— start DATA PROVIDED —

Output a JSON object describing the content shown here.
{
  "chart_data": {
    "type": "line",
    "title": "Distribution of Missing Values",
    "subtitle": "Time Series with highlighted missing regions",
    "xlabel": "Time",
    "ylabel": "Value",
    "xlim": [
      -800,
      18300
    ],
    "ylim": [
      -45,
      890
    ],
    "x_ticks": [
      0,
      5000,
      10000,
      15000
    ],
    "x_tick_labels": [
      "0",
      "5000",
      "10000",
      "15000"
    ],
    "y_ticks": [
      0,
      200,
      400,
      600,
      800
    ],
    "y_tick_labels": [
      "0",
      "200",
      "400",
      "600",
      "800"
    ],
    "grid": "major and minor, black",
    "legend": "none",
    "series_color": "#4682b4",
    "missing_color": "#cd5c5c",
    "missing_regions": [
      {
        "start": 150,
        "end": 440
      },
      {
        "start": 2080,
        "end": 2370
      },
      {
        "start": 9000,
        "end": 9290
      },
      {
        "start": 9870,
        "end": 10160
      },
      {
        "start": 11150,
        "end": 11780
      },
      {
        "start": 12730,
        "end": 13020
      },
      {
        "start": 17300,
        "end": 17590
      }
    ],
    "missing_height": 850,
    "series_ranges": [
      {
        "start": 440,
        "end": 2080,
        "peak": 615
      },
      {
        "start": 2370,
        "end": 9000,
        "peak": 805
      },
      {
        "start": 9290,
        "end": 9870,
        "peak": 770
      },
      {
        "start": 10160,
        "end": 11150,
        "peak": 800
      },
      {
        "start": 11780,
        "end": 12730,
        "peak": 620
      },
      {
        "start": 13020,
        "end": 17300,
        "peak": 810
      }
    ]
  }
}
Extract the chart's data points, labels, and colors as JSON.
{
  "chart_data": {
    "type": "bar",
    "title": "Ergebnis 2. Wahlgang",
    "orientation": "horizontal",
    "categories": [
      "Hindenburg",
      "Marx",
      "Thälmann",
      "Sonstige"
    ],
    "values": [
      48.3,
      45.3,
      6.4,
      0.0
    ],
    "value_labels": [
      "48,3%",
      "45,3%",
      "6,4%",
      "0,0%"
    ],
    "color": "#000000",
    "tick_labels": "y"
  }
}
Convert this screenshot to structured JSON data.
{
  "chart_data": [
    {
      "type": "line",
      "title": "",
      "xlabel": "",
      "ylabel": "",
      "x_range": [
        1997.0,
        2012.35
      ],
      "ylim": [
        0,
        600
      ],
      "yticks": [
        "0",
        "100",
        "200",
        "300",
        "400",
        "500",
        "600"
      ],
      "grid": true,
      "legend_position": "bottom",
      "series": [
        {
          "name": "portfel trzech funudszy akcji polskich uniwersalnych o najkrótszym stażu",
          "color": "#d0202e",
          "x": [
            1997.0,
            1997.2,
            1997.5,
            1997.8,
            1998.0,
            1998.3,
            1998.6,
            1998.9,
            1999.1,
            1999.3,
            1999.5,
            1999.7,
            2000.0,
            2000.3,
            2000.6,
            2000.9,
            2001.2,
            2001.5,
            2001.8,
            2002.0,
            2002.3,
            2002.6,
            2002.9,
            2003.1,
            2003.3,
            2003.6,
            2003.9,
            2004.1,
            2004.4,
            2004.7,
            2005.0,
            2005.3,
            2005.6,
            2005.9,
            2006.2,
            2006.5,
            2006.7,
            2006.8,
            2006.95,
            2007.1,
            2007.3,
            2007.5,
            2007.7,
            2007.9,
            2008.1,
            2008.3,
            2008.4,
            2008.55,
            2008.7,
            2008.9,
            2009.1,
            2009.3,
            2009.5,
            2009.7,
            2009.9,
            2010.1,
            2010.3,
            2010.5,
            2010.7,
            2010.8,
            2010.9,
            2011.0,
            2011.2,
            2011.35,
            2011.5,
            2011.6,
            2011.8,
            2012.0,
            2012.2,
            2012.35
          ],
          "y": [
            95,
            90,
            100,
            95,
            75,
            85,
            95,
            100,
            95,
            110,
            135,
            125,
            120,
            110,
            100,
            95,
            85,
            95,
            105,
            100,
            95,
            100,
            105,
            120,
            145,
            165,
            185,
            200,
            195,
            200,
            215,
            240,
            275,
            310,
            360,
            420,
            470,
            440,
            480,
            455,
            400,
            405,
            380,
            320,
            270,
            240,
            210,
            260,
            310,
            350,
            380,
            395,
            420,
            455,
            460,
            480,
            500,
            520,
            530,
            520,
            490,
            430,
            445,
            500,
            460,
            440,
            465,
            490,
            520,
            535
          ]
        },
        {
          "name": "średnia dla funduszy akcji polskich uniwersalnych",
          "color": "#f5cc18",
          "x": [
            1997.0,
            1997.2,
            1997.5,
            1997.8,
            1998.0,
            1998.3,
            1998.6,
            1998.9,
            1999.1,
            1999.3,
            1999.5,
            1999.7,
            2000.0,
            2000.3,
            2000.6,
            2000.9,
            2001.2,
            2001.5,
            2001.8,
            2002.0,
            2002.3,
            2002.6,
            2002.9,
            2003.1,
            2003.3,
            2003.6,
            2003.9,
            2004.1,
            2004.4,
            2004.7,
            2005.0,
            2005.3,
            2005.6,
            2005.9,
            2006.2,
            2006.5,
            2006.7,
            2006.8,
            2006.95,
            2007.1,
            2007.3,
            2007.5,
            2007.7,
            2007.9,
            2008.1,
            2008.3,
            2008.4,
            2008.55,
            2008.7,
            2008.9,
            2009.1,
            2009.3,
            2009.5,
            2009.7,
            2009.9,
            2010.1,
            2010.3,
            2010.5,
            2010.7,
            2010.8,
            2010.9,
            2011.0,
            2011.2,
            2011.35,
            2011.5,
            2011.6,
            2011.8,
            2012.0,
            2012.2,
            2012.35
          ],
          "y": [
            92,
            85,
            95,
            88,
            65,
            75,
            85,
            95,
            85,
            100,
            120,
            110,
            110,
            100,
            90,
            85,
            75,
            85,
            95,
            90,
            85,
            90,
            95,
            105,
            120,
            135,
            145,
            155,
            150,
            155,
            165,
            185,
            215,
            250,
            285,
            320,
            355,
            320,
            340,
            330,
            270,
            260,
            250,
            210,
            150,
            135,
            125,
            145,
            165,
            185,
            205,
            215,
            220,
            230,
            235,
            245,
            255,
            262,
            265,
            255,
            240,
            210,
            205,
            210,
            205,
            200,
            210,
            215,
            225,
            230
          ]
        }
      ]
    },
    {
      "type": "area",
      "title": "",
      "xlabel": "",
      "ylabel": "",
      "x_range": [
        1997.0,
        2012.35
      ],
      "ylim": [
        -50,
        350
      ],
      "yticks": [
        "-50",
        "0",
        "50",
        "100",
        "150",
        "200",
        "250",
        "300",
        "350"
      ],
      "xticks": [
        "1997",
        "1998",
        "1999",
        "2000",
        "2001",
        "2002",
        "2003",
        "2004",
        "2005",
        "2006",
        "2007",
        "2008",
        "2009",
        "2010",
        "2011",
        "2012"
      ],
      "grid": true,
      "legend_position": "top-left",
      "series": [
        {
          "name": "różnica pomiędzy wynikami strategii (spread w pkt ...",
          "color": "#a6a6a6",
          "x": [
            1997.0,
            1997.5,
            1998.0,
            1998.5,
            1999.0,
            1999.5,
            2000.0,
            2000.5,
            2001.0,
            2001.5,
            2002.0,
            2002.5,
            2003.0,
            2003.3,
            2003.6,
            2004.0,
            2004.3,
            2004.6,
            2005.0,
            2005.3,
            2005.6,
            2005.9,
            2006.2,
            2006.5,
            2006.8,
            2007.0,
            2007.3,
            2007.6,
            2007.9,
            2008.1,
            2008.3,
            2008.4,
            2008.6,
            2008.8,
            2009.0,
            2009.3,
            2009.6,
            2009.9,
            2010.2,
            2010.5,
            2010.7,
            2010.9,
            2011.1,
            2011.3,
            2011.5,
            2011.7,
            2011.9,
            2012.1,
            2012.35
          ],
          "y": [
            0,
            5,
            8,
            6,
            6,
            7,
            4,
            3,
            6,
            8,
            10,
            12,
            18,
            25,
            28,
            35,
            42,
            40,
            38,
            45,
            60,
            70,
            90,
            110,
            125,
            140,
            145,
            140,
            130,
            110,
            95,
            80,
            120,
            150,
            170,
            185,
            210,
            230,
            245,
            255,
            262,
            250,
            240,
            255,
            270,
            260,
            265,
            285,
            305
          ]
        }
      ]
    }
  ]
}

— end DATA PROVIDED —

[YOUR GOAL] State how many lines in the entries above include the word "peak"; reply with the number alone.

[COMPLETED TASK] 6